_SET EXERCISE_:
Copy every line of the records below where the word "investimento" occurs.

(Records that describe figures)
────────────────────

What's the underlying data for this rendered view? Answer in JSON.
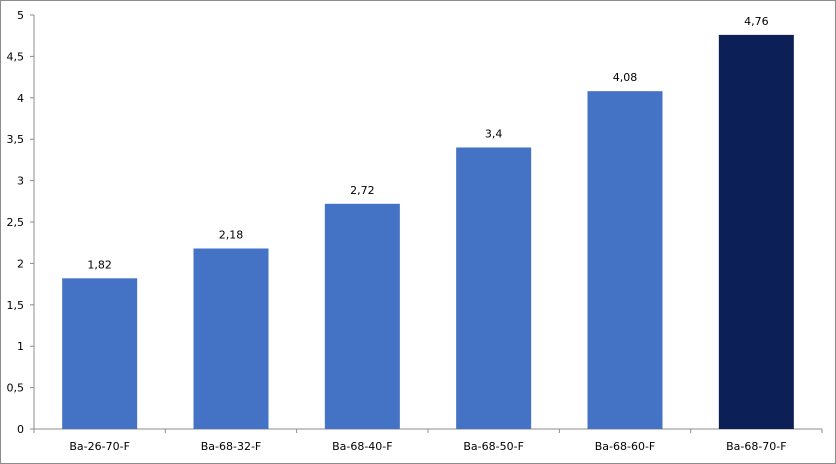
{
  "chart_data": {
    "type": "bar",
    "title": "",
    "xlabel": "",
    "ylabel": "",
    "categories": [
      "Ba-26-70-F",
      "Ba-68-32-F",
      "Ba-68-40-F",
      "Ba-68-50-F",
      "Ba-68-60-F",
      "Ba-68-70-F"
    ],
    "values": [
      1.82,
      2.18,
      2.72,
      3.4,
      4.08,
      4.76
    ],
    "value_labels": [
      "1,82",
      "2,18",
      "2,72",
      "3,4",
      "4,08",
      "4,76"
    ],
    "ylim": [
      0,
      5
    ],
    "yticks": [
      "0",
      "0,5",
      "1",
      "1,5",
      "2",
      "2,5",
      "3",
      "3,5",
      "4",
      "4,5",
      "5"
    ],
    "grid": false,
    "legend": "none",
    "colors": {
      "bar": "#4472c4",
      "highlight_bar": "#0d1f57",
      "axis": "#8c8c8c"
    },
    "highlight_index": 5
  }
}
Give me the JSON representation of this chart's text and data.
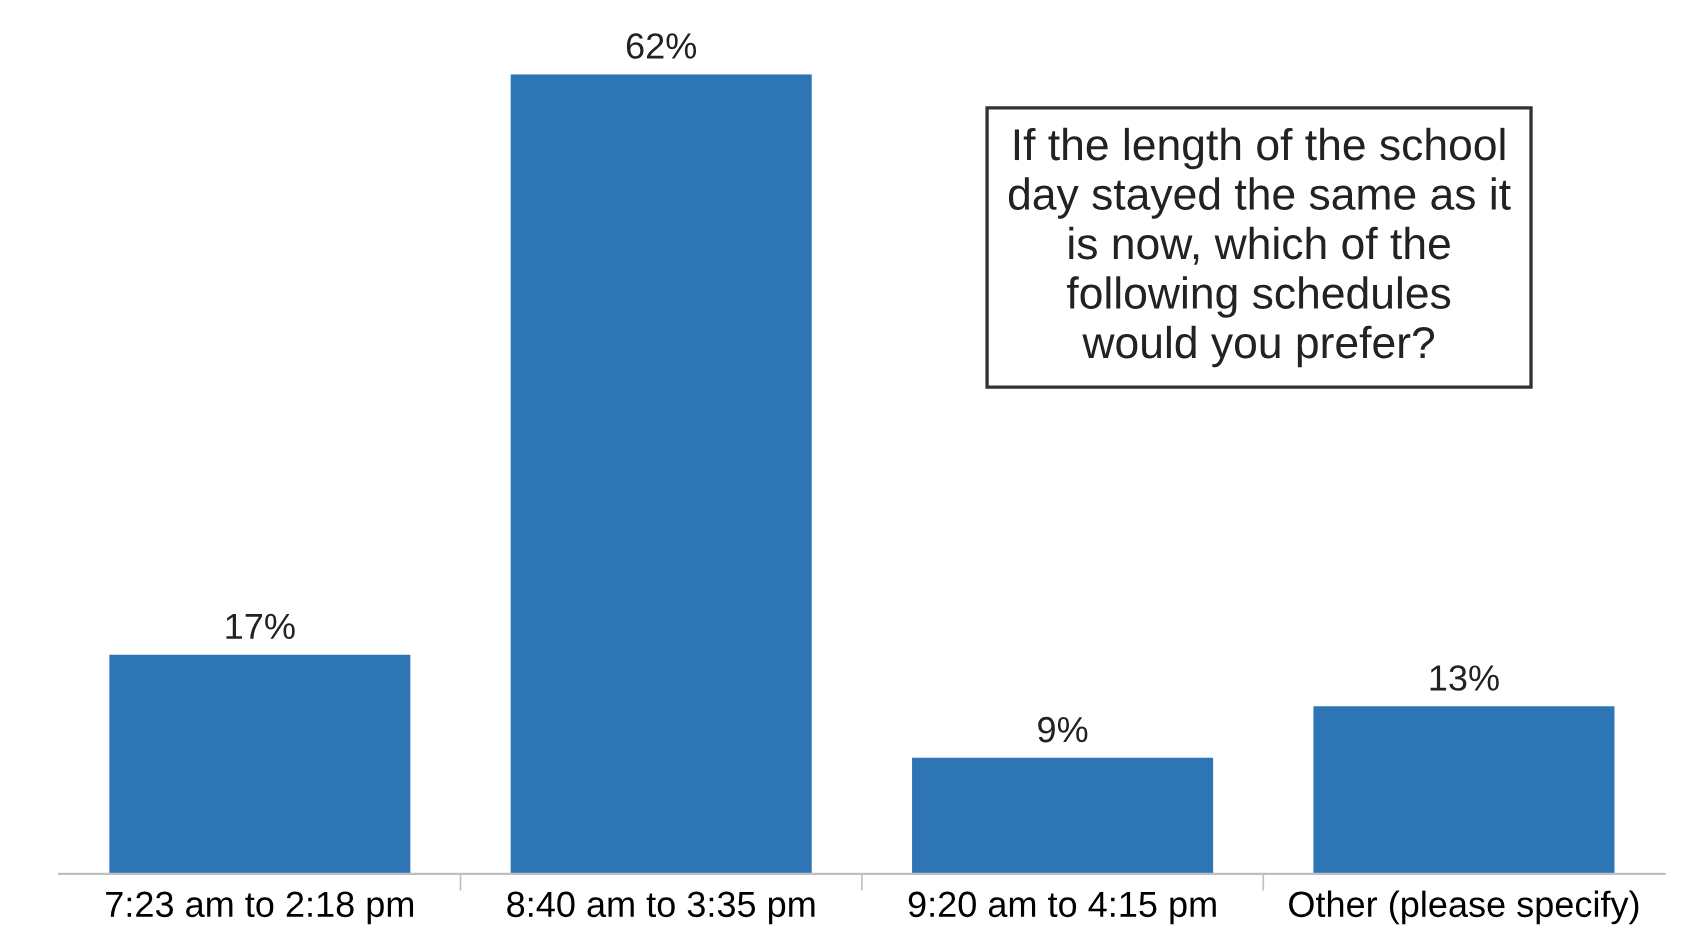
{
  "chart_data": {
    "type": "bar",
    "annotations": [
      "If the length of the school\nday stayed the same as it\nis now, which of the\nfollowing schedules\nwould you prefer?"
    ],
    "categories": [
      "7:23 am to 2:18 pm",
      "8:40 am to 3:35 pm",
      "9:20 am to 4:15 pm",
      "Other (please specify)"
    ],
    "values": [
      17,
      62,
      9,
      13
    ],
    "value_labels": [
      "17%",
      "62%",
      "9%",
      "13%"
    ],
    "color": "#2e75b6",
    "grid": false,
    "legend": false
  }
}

────────────────────

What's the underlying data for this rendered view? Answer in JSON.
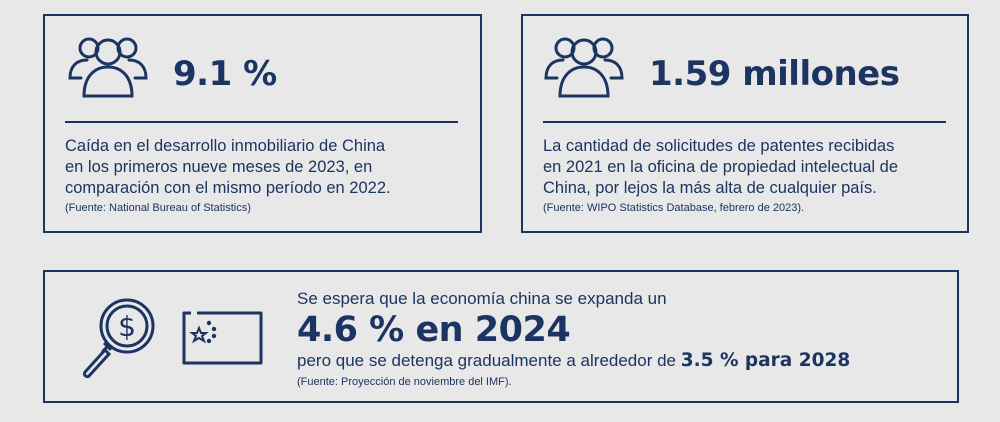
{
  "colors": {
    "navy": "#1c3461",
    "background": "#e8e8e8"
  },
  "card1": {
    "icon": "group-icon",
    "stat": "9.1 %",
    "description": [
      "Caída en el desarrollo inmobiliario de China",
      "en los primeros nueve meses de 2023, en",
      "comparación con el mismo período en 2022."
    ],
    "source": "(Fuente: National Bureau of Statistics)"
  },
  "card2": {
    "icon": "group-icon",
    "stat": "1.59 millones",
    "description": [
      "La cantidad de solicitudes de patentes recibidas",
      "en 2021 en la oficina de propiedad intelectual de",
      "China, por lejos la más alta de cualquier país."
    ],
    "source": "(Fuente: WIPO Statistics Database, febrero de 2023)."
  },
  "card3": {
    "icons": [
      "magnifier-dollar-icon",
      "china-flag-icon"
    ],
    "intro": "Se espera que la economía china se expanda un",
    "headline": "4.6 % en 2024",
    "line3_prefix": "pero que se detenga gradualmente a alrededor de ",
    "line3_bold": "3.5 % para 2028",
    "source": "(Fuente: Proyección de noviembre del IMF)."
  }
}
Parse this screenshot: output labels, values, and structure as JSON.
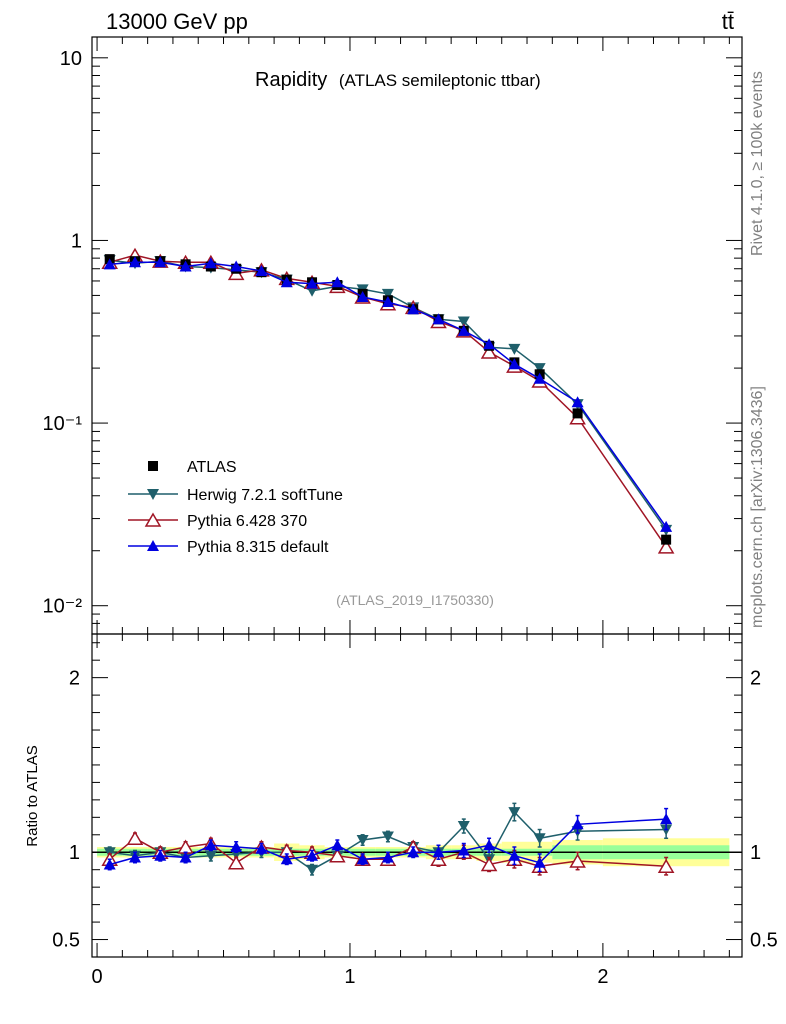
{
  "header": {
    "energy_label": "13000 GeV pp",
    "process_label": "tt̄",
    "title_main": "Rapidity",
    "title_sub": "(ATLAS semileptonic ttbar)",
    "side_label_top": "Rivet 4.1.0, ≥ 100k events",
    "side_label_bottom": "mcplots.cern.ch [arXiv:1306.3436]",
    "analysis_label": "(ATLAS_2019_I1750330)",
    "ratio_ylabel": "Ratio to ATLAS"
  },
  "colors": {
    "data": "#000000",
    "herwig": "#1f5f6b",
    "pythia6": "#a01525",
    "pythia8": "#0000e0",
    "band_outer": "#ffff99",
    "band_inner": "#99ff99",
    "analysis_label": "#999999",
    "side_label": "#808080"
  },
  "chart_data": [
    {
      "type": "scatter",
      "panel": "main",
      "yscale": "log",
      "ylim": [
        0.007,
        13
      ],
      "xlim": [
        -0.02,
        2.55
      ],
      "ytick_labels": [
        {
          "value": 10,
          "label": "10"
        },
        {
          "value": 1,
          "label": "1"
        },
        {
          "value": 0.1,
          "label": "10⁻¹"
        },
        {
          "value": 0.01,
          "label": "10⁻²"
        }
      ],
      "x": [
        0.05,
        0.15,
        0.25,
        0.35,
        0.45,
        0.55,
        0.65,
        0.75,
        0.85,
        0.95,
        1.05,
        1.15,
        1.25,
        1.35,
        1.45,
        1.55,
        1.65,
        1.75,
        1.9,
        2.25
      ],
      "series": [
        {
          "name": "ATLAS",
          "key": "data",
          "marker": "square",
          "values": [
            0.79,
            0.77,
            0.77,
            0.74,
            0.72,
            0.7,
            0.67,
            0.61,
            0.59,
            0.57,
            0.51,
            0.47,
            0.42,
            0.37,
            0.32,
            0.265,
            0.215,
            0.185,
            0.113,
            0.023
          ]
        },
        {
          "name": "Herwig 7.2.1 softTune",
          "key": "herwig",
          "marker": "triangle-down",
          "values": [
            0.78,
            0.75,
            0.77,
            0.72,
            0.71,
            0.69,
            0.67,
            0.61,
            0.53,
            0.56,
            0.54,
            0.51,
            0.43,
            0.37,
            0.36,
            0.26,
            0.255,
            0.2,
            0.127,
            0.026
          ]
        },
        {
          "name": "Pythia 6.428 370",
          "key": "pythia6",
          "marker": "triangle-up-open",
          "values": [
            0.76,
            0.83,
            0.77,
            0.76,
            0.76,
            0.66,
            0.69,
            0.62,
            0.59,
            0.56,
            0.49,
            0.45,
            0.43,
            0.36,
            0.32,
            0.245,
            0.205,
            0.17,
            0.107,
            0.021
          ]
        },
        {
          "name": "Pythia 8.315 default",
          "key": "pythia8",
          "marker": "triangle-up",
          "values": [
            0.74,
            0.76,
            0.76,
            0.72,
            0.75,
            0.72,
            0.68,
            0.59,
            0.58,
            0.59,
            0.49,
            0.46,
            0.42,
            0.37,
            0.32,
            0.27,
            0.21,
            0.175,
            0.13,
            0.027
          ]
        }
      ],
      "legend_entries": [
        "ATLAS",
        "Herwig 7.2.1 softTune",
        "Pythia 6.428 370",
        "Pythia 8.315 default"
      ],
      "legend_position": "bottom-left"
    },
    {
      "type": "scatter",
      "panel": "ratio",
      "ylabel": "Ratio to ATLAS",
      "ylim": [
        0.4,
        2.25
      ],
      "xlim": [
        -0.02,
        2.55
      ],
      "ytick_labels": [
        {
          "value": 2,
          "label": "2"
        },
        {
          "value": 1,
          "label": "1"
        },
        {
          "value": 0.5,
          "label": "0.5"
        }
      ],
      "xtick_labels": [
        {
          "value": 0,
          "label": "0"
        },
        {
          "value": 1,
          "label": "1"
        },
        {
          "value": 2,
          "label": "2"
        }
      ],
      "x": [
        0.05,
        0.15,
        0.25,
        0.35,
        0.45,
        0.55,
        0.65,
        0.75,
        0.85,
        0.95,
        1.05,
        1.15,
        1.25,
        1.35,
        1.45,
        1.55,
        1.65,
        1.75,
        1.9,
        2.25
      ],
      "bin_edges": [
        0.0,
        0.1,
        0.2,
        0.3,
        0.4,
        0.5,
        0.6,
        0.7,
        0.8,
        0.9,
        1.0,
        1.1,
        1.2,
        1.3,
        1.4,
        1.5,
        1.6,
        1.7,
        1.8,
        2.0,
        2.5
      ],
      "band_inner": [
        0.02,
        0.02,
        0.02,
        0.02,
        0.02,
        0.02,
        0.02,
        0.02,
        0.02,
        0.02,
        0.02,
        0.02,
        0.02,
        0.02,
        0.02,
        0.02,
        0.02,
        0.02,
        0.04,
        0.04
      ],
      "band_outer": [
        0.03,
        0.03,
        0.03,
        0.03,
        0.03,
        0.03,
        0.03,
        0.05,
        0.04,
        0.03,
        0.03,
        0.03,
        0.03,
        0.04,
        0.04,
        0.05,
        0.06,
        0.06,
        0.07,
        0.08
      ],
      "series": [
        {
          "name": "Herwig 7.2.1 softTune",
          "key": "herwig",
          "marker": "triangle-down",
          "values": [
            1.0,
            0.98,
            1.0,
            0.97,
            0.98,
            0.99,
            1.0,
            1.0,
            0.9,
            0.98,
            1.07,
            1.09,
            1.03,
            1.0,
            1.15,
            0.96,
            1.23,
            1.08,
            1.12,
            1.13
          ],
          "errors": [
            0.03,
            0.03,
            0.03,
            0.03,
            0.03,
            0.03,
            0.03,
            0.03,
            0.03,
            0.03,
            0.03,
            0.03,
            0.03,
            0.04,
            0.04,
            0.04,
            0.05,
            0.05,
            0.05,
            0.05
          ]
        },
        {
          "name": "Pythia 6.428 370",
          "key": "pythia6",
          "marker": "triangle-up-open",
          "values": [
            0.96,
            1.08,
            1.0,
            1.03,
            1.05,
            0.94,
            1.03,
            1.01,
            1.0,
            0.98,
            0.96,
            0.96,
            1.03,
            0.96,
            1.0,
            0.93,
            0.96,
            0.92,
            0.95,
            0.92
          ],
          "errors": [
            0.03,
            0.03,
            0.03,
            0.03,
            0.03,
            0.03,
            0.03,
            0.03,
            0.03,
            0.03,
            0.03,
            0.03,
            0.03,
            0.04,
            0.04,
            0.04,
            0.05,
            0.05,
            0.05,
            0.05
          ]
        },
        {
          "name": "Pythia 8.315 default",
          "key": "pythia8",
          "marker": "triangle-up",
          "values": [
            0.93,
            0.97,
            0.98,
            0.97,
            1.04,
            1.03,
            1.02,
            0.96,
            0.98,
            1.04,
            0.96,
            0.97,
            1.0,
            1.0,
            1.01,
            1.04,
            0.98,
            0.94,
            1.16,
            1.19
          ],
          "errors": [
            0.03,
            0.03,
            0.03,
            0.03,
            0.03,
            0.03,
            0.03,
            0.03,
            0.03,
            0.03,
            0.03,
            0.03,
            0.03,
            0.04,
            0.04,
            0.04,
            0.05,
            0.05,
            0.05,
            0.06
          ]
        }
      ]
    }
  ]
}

────────────────────

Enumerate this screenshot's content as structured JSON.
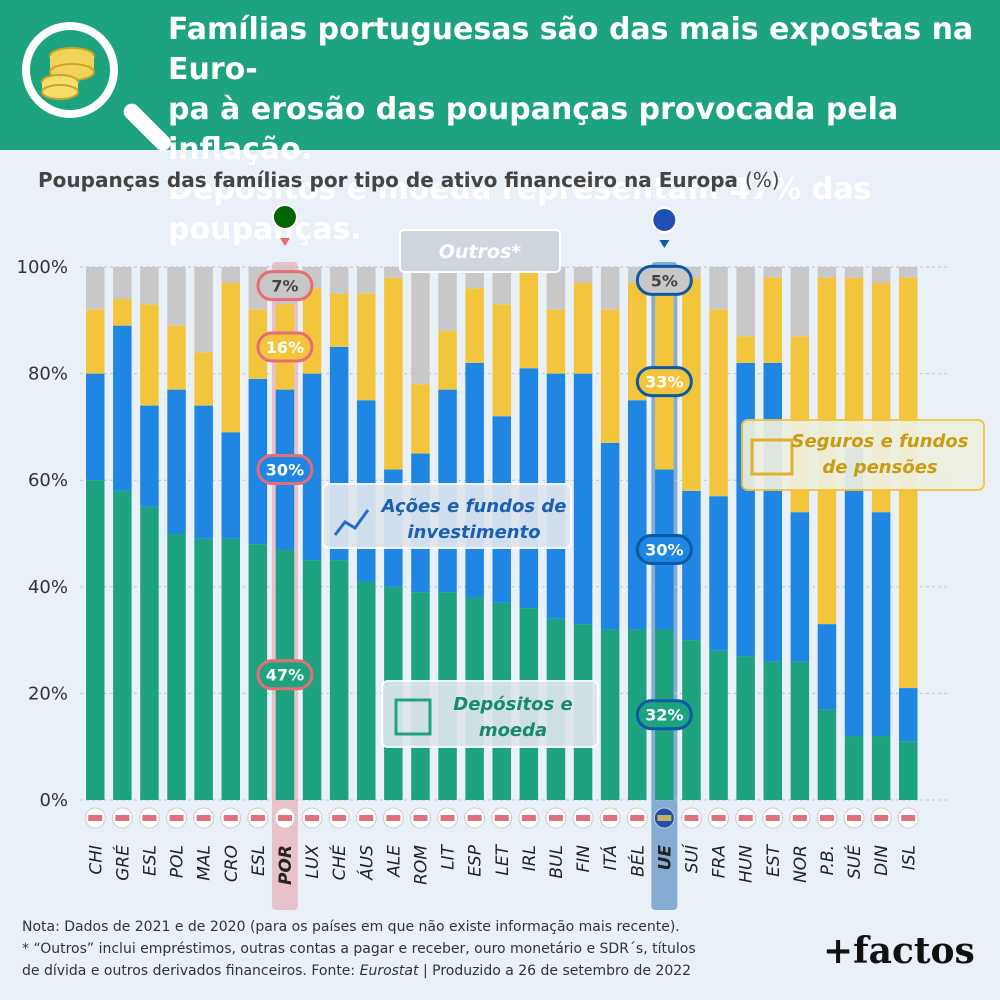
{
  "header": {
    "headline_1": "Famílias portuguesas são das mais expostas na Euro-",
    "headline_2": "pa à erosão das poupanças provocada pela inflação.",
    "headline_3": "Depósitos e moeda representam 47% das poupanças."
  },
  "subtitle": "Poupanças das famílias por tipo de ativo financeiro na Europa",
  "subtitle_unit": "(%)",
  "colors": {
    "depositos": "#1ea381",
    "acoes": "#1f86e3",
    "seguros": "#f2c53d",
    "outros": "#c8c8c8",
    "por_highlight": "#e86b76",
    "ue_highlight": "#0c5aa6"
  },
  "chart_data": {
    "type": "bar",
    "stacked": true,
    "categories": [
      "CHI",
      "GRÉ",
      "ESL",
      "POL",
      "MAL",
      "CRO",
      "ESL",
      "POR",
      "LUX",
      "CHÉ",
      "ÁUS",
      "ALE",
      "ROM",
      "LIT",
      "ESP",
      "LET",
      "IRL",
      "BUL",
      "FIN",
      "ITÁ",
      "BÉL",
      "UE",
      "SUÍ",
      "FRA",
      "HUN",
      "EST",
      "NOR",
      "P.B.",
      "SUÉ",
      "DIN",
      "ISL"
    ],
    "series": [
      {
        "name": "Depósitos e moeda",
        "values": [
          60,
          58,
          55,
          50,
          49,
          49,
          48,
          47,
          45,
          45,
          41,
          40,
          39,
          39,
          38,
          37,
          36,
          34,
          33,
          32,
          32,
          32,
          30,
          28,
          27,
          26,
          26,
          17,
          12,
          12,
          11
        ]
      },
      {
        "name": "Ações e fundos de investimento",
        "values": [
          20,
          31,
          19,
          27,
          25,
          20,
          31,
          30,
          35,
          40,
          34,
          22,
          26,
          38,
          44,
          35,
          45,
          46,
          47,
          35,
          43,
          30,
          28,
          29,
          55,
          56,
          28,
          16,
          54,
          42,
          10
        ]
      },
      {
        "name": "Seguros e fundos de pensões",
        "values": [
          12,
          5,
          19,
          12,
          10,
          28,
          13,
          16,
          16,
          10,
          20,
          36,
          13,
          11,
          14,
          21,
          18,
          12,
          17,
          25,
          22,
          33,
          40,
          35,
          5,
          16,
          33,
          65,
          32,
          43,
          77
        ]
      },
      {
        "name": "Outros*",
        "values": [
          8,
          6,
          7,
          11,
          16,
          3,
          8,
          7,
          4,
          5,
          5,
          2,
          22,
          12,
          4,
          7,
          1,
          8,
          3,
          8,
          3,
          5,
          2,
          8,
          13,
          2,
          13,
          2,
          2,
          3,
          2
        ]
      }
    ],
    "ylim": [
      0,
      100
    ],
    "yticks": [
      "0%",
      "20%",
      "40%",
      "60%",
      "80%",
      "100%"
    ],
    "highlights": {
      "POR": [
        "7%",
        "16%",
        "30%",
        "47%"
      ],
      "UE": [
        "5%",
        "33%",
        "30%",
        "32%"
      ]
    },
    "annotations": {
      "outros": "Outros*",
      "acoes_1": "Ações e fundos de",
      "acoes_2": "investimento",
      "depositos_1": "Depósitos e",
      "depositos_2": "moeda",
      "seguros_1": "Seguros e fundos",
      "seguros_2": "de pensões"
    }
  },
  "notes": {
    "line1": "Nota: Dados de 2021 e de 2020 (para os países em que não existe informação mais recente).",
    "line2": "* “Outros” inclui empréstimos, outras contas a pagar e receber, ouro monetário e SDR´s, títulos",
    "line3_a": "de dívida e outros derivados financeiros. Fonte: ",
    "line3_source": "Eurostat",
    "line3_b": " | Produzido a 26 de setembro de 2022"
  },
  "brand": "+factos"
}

────────────────────

_REPLY TO THE TASK_:
        "name": "Ações e fundos de investimento",
      "acoes_2": "investimento",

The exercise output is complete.